### [RAW RECORDS]
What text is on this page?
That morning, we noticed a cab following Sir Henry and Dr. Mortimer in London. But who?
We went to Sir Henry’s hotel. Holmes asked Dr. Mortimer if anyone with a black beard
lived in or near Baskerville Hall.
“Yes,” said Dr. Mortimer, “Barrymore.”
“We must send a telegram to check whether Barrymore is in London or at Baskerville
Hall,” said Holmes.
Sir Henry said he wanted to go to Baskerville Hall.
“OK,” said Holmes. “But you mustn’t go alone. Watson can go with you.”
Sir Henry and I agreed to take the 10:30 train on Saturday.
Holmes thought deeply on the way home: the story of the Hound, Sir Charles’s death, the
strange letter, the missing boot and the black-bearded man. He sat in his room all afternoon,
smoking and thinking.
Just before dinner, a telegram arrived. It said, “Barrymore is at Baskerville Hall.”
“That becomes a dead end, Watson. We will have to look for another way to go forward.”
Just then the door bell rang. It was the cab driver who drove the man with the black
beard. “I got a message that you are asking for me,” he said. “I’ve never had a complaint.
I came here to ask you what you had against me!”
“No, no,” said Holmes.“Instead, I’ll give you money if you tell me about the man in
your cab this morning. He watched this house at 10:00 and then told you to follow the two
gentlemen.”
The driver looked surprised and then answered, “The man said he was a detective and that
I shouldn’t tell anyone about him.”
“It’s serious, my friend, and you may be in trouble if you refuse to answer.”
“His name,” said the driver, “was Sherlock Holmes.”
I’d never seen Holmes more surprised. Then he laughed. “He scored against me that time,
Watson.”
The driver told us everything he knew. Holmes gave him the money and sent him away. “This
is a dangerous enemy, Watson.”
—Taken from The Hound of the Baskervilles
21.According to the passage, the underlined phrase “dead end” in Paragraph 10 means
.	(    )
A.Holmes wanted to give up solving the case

### [EXERCISE]
Show every line of the records above that contains the word "wanted".

### [COMPLETE RESPONSE]
Sir Henry said he wanted to go to Baskerville Hall.
A.Holmes wanted to give up solving the case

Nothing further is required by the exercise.